• [Data supplied]
★ ★ ★ ★ ★ ★ ★

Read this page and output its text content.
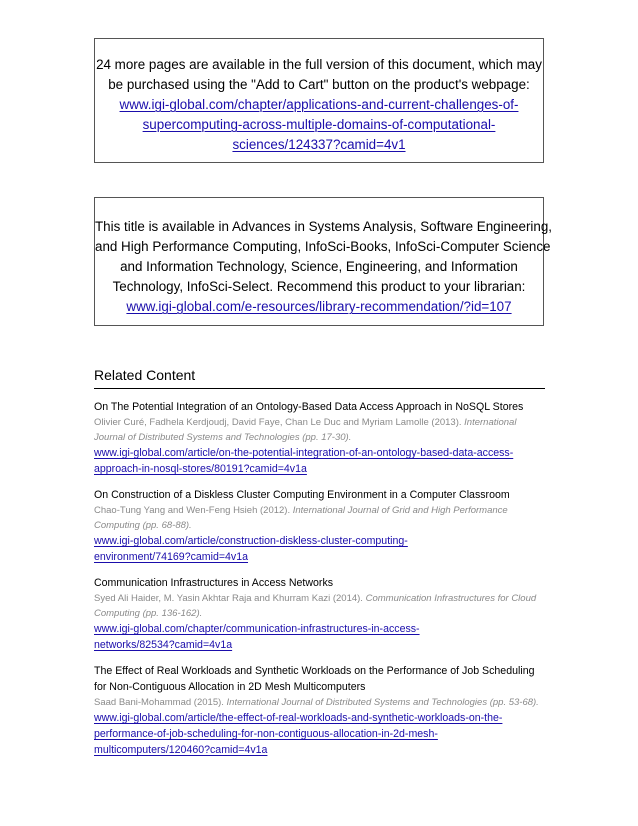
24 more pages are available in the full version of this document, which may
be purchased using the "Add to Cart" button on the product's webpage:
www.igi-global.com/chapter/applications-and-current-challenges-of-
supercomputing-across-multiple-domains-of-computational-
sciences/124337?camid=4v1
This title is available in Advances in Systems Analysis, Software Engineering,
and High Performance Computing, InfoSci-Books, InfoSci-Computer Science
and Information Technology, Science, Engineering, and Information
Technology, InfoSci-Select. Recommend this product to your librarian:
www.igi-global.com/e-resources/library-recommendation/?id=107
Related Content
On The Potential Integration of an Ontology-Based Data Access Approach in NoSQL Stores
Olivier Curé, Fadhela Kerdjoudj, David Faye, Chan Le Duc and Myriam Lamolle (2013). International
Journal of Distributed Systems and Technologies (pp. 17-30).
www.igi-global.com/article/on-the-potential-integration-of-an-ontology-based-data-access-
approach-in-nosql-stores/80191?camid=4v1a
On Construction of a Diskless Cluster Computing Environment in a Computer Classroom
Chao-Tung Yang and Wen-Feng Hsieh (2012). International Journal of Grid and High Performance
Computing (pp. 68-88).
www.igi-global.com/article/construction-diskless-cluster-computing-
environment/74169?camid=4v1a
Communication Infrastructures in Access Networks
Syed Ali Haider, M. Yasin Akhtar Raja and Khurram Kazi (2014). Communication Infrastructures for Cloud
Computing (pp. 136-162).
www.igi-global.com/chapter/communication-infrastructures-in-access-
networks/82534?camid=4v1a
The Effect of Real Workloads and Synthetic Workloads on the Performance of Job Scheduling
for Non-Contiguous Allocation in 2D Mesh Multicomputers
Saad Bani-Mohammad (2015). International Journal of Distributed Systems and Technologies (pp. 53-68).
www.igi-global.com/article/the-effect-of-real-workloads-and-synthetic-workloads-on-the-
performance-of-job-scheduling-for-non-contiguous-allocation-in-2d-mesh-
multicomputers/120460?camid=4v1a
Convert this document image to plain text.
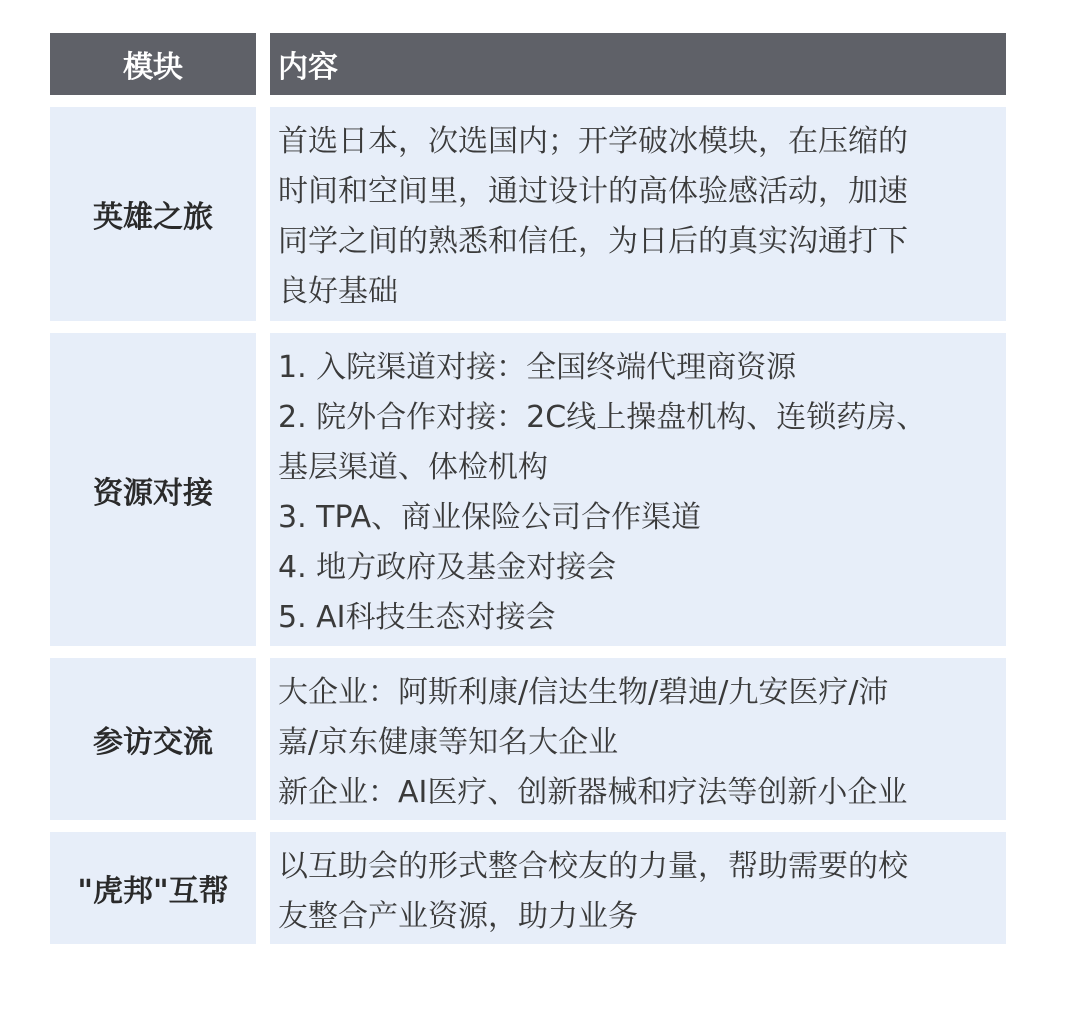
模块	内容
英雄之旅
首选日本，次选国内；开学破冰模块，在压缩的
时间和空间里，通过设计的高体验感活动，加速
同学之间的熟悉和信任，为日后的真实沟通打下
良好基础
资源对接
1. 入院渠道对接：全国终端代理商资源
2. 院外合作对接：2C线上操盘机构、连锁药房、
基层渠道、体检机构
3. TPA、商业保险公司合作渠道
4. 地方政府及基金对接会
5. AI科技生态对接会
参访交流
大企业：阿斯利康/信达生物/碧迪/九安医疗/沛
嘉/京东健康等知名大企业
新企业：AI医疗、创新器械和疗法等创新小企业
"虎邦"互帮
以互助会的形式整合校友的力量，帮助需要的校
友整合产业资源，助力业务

★ ★ ★ ★ ★ ★ ★

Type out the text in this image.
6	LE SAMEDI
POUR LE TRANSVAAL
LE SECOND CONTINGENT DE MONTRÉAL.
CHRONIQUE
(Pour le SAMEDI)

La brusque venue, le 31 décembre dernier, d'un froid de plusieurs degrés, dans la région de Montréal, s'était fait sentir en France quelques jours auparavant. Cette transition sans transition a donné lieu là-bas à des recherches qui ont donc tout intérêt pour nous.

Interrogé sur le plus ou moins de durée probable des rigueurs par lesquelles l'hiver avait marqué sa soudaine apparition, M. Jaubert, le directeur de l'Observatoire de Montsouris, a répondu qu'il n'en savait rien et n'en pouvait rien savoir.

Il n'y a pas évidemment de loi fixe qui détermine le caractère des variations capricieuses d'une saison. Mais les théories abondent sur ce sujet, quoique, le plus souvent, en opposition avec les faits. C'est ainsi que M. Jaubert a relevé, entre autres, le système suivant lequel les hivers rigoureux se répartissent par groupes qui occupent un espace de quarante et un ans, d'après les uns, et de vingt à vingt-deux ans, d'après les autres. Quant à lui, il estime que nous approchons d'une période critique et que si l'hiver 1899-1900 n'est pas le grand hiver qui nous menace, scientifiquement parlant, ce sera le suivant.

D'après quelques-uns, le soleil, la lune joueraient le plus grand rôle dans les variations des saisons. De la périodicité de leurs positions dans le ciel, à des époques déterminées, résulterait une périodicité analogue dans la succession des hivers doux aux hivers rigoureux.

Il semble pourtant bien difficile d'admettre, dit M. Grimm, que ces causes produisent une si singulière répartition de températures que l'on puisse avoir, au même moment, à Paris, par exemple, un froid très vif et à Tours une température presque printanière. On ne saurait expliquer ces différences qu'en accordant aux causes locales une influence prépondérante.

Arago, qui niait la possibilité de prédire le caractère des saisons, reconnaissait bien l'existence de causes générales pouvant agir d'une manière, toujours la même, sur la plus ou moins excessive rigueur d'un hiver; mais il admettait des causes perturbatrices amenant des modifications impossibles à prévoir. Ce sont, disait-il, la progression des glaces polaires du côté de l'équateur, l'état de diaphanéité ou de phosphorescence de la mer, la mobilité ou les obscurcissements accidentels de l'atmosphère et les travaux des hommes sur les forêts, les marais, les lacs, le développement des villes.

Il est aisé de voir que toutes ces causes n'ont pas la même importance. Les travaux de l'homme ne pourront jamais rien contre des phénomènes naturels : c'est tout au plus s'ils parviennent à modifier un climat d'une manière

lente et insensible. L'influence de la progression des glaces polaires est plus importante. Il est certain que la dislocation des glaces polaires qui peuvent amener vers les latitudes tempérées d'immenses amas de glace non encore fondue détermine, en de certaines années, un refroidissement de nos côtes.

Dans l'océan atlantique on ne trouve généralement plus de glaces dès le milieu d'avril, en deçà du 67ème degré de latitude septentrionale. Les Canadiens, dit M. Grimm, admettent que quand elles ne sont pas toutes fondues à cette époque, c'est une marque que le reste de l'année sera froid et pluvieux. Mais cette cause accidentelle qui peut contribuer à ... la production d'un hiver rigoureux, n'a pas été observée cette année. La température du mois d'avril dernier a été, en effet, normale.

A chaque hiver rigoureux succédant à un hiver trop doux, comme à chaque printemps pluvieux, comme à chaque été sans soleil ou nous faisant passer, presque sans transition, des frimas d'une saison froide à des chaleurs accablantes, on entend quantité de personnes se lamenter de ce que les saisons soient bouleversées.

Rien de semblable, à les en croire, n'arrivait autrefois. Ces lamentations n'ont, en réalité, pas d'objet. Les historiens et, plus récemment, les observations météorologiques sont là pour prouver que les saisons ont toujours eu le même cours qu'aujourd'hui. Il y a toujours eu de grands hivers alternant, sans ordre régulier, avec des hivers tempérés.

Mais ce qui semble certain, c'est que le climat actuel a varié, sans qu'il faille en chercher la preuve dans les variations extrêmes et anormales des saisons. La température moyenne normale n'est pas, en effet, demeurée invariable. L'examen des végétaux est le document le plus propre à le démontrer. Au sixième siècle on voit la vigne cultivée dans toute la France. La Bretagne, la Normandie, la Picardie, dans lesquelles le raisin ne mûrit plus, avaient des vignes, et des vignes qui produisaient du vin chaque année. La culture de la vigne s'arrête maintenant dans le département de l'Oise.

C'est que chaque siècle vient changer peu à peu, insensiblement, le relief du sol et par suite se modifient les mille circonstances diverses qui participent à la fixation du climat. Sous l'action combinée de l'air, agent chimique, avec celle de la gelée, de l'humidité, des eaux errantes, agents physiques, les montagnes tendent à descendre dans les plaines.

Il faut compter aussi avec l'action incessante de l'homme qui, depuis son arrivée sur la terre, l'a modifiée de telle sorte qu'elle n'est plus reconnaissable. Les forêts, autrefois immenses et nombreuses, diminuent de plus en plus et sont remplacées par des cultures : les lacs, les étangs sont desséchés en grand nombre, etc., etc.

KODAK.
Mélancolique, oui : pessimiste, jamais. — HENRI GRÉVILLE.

★ ★ ★ ★ ★ ★ ★

Count the lines of the data that include the string "Distributed", and give only that number.

• [Result of the task] 2